[RECORDS FOR THE TASK]:
..............................

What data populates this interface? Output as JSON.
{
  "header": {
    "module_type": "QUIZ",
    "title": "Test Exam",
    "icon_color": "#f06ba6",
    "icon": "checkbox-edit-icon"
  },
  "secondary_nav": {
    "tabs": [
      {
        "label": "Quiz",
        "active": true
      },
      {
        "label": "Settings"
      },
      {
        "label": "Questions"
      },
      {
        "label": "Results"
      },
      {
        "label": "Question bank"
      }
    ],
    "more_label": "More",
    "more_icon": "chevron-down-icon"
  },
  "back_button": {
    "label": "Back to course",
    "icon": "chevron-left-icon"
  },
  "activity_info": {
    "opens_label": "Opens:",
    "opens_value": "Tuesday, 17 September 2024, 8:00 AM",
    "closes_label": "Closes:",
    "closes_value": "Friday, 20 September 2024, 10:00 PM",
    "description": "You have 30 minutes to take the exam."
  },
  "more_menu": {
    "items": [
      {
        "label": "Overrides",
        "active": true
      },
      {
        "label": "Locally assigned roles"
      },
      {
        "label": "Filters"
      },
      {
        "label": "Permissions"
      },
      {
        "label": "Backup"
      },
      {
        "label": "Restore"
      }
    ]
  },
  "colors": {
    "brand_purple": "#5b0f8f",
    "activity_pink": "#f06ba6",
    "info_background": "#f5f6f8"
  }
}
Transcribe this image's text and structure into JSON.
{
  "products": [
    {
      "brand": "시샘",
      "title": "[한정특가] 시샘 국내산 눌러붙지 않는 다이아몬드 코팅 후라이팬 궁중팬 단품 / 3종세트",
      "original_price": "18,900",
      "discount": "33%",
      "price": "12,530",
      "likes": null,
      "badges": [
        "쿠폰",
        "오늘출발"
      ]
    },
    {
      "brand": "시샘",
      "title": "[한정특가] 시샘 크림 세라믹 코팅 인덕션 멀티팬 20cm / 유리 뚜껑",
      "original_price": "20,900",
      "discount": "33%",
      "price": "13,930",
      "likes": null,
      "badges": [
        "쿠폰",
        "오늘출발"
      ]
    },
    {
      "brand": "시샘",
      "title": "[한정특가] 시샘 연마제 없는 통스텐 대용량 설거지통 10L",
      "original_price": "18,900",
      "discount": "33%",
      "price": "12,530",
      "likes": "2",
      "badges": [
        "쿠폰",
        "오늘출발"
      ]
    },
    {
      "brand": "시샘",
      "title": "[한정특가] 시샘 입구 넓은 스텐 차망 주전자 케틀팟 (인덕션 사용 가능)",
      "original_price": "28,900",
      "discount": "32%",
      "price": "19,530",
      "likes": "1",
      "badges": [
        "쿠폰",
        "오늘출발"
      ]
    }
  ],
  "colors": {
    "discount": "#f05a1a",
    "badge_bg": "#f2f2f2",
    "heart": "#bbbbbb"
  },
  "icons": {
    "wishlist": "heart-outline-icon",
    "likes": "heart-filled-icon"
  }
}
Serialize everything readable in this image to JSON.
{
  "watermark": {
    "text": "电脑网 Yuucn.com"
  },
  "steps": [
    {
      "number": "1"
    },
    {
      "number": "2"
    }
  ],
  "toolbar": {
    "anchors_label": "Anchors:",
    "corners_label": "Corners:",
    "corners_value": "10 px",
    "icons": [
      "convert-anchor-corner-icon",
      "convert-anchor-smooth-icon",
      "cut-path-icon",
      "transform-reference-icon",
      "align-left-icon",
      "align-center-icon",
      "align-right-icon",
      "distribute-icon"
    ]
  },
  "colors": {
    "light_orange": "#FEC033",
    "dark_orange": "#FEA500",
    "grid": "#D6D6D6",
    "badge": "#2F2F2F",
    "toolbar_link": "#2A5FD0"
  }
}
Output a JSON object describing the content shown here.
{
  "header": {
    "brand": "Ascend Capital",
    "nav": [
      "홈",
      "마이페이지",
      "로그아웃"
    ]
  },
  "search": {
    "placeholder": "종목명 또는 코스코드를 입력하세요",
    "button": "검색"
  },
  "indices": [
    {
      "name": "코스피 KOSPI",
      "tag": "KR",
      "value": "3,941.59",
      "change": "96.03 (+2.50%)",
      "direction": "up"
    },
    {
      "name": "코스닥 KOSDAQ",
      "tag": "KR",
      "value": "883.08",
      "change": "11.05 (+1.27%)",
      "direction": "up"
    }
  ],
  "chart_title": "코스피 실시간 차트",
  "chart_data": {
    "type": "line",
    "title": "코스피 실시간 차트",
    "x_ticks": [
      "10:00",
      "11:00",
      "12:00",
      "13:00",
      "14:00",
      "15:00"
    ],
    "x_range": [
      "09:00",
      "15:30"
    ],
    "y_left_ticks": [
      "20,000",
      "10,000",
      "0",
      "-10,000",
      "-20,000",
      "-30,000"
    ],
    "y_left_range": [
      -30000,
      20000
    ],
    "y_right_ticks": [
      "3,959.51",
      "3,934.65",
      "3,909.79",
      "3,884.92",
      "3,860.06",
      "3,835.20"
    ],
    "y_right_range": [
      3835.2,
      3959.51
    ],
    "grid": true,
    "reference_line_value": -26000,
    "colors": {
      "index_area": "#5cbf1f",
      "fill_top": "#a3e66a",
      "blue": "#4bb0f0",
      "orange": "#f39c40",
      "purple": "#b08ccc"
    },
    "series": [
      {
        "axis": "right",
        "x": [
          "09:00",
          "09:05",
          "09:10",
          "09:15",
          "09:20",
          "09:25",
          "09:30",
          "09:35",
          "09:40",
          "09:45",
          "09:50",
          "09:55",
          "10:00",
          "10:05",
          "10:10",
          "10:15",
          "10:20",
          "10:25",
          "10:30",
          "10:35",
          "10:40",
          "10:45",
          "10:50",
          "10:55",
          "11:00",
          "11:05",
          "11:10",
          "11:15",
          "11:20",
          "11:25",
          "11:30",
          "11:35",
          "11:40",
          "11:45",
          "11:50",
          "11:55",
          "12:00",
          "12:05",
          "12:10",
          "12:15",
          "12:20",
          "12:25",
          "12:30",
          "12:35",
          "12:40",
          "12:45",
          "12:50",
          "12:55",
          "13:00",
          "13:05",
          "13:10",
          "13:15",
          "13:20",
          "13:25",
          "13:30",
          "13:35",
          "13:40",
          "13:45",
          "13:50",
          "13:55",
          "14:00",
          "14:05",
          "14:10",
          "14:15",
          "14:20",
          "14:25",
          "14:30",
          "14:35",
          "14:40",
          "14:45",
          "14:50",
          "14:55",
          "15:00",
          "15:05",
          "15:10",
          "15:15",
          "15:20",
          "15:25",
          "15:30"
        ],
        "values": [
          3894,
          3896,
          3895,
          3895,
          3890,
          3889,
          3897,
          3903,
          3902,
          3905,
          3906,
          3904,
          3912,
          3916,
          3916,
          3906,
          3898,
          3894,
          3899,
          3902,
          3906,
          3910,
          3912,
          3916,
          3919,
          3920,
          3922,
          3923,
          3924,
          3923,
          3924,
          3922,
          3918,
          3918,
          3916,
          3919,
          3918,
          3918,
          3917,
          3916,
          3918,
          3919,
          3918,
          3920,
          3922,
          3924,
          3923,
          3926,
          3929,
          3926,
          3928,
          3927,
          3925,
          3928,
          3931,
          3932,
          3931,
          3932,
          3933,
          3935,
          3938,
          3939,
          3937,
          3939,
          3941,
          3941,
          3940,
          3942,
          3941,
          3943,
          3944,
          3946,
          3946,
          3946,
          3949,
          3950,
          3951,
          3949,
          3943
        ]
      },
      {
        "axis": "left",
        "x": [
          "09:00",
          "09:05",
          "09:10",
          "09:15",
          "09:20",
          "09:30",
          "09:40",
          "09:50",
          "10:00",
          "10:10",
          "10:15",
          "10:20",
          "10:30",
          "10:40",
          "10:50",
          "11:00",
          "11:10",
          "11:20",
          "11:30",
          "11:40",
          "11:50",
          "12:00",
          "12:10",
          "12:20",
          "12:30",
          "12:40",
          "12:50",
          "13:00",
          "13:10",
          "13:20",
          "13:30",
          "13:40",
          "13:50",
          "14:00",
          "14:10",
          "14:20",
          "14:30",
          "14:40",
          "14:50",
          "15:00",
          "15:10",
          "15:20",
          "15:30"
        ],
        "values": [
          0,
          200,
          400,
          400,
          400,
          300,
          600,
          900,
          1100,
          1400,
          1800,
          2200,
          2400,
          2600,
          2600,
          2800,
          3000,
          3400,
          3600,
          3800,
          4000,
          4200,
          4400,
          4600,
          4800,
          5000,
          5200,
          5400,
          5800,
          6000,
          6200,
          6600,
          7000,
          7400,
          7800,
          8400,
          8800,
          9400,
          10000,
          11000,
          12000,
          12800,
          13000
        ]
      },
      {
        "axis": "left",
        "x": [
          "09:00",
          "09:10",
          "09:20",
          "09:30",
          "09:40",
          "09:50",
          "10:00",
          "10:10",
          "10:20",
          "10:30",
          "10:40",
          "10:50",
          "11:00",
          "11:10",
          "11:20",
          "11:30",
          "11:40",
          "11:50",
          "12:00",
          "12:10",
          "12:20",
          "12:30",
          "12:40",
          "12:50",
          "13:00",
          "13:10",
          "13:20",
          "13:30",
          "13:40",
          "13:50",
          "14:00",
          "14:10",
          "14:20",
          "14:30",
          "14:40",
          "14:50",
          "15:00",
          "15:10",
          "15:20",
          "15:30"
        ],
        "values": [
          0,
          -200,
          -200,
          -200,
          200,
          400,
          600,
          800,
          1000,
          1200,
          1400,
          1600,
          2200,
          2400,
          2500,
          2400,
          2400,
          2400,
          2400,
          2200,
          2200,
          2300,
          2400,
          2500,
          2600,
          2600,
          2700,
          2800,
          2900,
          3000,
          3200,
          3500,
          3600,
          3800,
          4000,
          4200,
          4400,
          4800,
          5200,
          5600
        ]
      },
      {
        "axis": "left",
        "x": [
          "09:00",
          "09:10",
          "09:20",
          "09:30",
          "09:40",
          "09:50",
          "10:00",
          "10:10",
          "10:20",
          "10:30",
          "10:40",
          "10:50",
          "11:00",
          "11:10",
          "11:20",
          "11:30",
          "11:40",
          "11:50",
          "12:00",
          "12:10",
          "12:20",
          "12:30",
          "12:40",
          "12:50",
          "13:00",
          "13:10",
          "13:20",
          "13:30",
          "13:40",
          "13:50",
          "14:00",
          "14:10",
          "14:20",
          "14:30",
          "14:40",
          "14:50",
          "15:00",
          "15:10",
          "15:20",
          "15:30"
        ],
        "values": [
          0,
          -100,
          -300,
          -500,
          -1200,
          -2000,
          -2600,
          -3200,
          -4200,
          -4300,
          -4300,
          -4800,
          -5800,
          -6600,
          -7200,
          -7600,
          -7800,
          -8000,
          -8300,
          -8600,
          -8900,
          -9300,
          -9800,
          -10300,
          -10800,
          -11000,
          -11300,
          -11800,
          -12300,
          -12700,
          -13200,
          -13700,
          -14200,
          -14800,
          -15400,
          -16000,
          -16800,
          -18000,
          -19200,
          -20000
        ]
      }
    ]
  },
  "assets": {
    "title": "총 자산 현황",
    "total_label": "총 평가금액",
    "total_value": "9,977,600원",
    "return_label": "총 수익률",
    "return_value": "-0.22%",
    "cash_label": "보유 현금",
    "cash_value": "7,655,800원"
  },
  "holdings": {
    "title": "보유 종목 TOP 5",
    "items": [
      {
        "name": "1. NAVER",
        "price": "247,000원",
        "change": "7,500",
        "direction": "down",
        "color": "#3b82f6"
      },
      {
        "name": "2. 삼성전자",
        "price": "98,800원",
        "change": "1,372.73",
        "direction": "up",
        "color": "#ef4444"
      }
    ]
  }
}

..............................

[WHAT YOU NEED TO DO]: From the data above, copy each line where the string "Output" appears.

[WRITTEN RESPONSE]:
What data populates this interface? Output as JSON.
Output a JSON object describing the content shown here.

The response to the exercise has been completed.